Output the data below in full, byte for byte. Nothing may differ.

◆ **SUPPLIED RECORDS**:
::::::

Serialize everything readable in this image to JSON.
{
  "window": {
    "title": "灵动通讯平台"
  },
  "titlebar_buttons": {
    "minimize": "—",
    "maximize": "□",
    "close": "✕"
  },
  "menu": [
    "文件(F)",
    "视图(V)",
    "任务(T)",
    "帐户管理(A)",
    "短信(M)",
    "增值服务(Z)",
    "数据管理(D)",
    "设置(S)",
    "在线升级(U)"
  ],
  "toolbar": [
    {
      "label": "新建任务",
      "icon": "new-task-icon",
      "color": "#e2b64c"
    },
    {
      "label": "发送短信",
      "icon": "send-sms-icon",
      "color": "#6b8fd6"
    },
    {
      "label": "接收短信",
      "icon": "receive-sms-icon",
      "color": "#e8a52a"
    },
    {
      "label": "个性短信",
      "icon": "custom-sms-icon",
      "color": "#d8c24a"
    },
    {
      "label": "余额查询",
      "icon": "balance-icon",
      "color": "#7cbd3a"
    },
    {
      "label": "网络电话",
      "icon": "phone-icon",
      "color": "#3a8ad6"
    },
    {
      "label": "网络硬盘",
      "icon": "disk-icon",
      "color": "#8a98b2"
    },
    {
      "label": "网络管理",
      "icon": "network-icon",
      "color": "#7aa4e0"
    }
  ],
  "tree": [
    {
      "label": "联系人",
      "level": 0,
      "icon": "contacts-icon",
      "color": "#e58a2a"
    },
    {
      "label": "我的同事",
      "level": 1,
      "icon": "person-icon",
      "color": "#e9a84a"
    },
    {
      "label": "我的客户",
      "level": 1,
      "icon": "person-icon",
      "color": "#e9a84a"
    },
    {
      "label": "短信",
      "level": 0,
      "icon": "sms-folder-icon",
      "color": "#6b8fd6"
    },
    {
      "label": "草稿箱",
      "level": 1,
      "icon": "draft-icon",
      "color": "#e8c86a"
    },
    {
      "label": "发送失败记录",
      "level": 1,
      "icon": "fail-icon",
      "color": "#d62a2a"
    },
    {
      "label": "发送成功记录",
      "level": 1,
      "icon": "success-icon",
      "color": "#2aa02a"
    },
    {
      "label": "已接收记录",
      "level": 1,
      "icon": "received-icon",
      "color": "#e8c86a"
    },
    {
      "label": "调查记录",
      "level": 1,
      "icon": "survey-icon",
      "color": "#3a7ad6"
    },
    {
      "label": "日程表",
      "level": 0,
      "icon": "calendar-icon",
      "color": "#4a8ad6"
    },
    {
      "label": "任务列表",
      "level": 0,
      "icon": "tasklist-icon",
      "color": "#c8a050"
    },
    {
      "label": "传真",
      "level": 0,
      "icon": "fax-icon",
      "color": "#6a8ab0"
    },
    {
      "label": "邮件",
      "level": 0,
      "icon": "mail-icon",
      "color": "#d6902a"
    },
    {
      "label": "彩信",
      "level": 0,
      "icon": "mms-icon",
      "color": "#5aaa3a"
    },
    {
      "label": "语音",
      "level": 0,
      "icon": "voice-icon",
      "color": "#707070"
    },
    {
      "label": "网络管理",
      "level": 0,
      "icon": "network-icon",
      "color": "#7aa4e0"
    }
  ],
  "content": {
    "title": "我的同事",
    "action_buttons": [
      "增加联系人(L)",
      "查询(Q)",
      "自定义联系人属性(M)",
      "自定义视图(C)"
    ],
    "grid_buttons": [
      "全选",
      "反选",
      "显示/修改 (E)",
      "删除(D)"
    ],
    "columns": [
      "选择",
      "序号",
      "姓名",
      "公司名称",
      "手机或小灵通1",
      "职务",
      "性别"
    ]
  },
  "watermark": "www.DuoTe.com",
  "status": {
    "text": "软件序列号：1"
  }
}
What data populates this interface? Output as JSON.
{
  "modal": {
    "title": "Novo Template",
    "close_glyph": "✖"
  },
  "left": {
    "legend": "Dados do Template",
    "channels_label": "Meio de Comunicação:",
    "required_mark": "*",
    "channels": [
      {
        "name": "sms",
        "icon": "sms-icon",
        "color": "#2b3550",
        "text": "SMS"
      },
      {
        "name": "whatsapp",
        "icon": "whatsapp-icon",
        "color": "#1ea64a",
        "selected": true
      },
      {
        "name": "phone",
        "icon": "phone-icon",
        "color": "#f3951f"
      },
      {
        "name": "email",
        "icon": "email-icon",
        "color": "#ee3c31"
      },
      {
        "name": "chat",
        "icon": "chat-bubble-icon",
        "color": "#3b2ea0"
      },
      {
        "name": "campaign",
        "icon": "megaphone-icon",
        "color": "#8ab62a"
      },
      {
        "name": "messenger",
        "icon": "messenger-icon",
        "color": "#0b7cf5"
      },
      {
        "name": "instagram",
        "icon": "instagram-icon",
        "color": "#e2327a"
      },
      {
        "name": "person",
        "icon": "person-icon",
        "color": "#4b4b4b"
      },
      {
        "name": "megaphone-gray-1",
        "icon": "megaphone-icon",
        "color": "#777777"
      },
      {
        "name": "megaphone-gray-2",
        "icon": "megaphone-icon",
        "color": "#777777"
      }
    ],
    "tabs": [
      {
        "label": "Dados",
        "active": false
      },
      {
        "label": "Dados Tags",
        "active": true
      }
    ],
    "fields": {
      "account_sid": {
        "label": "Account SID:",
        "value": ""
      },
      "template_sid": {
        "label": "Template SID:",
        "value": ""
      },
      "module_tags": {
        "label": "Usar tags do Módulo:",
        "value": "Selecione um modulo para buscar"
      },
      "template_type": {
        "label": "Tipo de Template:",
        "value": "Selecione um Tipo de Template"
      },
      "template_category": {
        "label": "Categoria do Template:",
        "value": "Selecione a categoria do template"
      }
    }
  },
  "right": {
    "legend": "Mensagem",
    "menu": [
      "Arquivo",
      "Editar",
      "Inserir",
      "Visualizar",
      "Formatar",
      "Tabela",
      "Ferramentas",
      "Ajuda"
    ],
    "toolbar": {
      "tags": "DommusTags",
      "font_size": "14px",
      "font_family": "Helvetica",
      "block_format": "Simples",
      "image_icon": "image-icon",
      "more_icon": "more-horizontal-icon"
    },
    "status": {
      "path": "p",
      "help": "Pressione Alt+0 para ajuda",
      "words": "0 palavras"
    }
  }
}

::::::

◆ **EXERCISE ANSWER**:
Serialize everything readable in this image to JSON.
{
  "window": {
    "title": "灵动通讯平台"
  },
  "titlebar_buttons": {
    "minimize": "—",
    "maximize": "□",
    "close": "✕"
  },
  "menu": [
    "文件(F)",
    "视图(V)",
    "任务(T)",
    "帐户管理(A)",
    "短信(M)",
    "增值服务(Z)",
    "数据管理(D)",
    "设置(S)",
    "在线升级(U)"
  ],
  "toolbar": [
    {
      "label": "新建任务",
      "icon": "new-task-icon",
      "color": "#e2b64c"
    },
    {
      "label": "发送短信",
      "icon": "send-sms-icon",
      "color": "#6b8fd6"
    },
    {
      "label": "接收短信",
      "icon": "receive-sms-icon",
      "color": "#e8a52a"
    },
    {
      "label": "个性短信",
      "icon": "custom-sms-icon",
      "color": "#d8c24a"
    },
    {
      "label": "余额查询",
      "icon": "balance-icon",
      "color": "#7cbd3a"
    },
    {
      "label": "网络电话",
      "icon": "phone-icon",
      "color": "#3a8ad6"
    },
    {
      "label": "网络硬盘",
      "icon": "disk-icon",
      "color": "#8a98b2"
    },
    {
      "label": "网络管理",
      "icon": "network-icon",
      "color": "#7aa4e0"
    }
  ],
  "tree": [
    {
      "label": "联系人",
      "level": 0,
      "icon": "contacts-icon",
      "color": "#e58a2a"
    },
    {
      "label": "我的同事",
      "level": 1,
      "icon": "person-icon",
      "color": "#e9a84a"
    },
    {
      "label": "我的客户",
      "level": 1,
      "icon": "person-icon",
      "color": "#e9a84a"
    },
    {
      "label": "短信",
      "level": 0,
      "icon": "sms-folder-icon",
      "color": "#6b8fd6"
    },
    {
      "label": "草稿箱",
      "level": 1,
      "icon": "draft-icon",
      "color": "#e8c86a"
    },
    {
      "label": "发送失败记录",
      "level": 1,
      "icon": "fail-icon",
      "color": "#d62a2a"
    },
    {
      "label": "发送成功记录",
      "level": 1,
      "icon": "success-icon",
      "color": "#2aa02a"
    },
    {
      "label": "已接收记录",
      "level": 1,
      "icon": "received-icon",
      "color": "#e8c86a"
    },
    {
      "label": "调查记录",
      "level": 1,
      "icon": "survey-icon",
      "color": "#3a7ad6"
    },
    {
      "label": "日程表",
      "level": 0,
      "icon": "calendar-icon",
      "color": "#4a8ad6"
    },
    {
      "label": "任务列表",
      "level": 0,
      "icon": "tasklist-icon",
      "color": "#c8a050"
    },
    {
      "label": "传真",
      "level": 0,
      "icon": "fax-icon",
      "color": "#6a8ab0"
    },
    {
      "label": "邮件",
      "level": 0,
      "icon": "mail-icon",
      "color": "#d6902a"
    },
    {
      "label": "彩信",
      "level": 0,
      "icon": "mms-icon",
      "color": "#5aaa3a"
    },
    {
      "label": "语音",
      "level": 0,
      "icon": "voice-icon",
      "color": "#707070"
    },
    {
      "label": "网络管理",
      "level": 0,
      "icon": "network-icon",
      "color": "#7aa4e0"
    }
  ],
  "content": {
    "title": "我的同事",
    "action_buttons": [
      "增加联系人(L)",
      "查询(Q)",
      "自定义联系人属性(M)",
      "自定义视图(C)"
    ],
    "grid_buttons": [
      "全选",
      "反选",
      "显示/修改 (E)",
      "删除(D)"
    ],
    "columns": [
      "选择",
      "序号",
      "姓名",
      "公司名称",
      "手机或小灵通1",
      "职务",
      "性别"
    ]
  },
  "watermark": "www.DuoTe.com",
  "status": {
    "text": "软件序列号：1"
  }
}
What data populates this interface? Output as JSON.
{
  "modal": {
    "title": "Novo Template",
    "close_glyph": "✖"
  },
  "left": {
    "legend": "Dados do Template",
    "channels_label": "Meio de Comunicação:",
    "required_mark": "*",
    "channels": [
      {
        "name": "sms",
        "icon": "sms-icon",
        "color": "#2b3550",
        "text": "SMS"
      },
      {
        "name": "whatsapp",
        "icon": "whatsapp-icon",
        "color": "#1ea64a",
        "selected": true
      },
      {
        "name": "phone",
        "icon": "phone-icon",
        "color": "#f3951f"
      },
      {
        "name": "email",
        "icon": "email-icon",
        "color": "#ee3c31"
      },
      {
        "name": "chat",
        "icon": "chat-bubble-icon",
        "color": "#3b2ea0"
      },
      {
        "name": "campaign",
        "icon": "megaphone-icon",
        "color": "#8ab62a"
      },
      {
        "name": "messenger",
        "icon": "messenger-icon",
        "color": "#0b7cf5"
      },
      {
        "name": "instagram",
        "icon": "instagram-icon",
        "color": "#e2327a"
      },
      {
        "name": "person",
        "icon": "person-icon",
        "color": "#4b4b4b"
      },
      {
        "name": "megaphone-gray-1",
        "icon": "megaphone-icon",
        "color": "#777777"
      },
      {
        "name": "megaphone-gray-2",
        "icon": "megaphone-icon",
        "color": "#777777"
      }
    ],
    "tabs": [
      {
        "label": "Dados",
        "active": false
      },
      {
        "label": "Dados Tags",
        "active": true
      }
    ],
    "fields": {
      "account_sid": {
        "label": "Account SID:",
        "value": ""
      },
      "template_sid": {
        "label": "Template SID:",
        "value": ""
      },
      "module_tags": {
        "label": "Usar tags do Módulo:",
        "value": "Selecione um modulo para buscar"
      },
      "template_type": {
        "label": "Tipo de Template:",
        "value": "Selecione um Tipo de Template"
      },
      "template_category": {
        "label": "Categoria do Template:",
        "value": "Selecione a categoria do template"
      }
    }
  },
  "right": {
    "legend": "Mensagem",
    "menu": [
      "Arquivo",
      "Editar",
      "Inserir",
      "Visualizar",
      "Formatar",
      "Tabela",
      "Ferramentas",
      "Ajuda"
    ],
    "toolbar": {
      "tags": "DommusTags",
      "font_size": "14px",
      "font_family": "Helvetica",
      "block_format": "Simples",
      "image_icon": "image-icon",
      "more_icon": "more-horizontal-icon"
    },
    "status": {
      "path": "p",
      "help": "Pressione Alt+0 para ajuda",
      "words": "0 palavras"
    }
  }
}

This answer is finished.